There are multiple video mixers with Facebook Live integrations—let’s start with Telestream Wirecast, a Windows/Mac solution that starts at $495. Figure 1 shows the login-related features enabled by Wirecast, which includes geotagging (the Places field); the branded content sharing area (the With field); the page, group or event choices, and privacy options. Multiple presets for 30 and 60 fps video using the x264 and two hardware-accelerated codecs from NVIDIA and Intel are not shown. In the most recent update, 7.3, Wirecast added real-time viewer stats to the interface. The stats show the number of viewers, number of comments, and their various reactions, like thumbs-up or thumbs-down.

Wirecast is counterindicated when running on lower-power computers like notebooks, because it uses about 10 percent more CPU resources than competitive products. One Windows alternative is vMix, which has six versions with various configurations, and you’ll have to spend $350 for a version that supports the recommended 720p output. vMix’s Facebook Live configuration isn’t as extensive as that shown in Figure 1, which lacks geotagging and branding. Via vMix Social, a free add-on for vMix, you can integrate selected Facebook Live comments into the video stream, a sure crowd pleaser.

Those producing on a Mac should check out mimoLive from Boinx software, which is available in a dizzying array of versions and licence types (monthly, annually, etc.). As with vMix, mimoLive’s Facebook Live configuration options aren’t as extensive as Wirecast’s, but they definitely get the job done.

TASK SET >>
A - Transcribe the text of the Facebook Live video mixer passage between "There are multiple" and "thumbs-up or thumbs-down.", inclusive.
B - Name every video mixer that the Facebook Live video mixer passage discusses.

(Entries taken from a collection)
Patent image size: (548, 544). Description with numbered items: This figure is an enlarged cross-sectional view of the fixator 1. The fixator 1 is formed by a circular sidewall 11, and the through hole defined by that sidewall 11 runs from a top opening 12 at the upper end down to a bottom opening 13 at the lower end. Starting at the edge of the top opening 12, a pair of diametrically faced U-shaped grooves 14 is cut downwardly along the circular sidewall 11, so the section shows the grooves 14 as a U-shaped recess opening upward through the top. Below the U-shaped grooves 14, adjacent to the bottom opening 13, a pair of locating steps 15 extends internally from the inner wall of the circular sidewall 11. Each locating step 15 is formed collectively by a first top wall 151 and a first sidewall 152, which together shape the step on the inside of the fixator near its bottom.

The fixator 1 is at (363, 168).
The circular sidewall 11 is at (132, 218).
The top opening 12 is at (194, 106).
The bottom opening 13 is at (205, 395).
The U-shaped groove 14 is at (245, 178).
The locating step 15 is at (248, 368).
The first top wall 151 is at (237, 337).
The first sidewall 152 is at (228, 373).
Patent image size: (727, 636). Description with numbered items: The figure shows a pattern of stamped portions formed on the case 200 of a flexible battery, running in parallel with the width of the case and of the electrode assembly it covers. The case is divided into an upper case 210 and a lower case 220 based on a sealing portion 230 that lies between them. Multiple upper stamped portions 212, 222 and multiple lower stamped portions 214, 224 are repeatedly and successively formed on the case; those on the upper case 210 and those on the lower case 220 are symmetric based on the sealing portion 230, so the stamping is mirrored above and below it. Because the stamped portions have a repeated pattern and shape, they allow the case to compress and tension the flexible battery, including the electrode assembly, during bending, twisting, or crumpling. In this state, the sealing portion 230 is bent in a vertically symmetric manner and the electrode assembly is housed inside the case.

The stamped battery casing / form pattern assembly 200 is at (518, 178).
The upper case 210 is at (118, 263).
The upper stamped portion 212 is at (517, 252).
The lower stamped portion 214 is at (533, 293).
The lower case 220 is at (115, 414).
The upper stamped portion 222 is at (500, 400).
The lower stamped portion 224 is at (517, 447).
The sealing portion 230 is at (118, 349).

SOLUTION LIST >>
A -
There are multiple video mixers with Facebook Live integrations—let’s start with Telestream Wirecast, a Windows/Mac solution that starts at $495. Figure 1 shows the login-related features enabled by Wirecast, which includes geotagging (the Places field); the branded content sharing area (the With field); the page, group or event choices, and privacy options. Multiple presets for 30 and 60 fps video using the x264 and two hardware-accelerated codecs from NVIDIA and Intel are not shown. In the most recent update, 7.3, Wirecast added real-time viewer stats to the interface. The stats show the number of viewers, number of comments, and their various reactions, like thumbs-up or thumbs-down.

B -
- Telestream Wirecast
- vMix
- mimoLive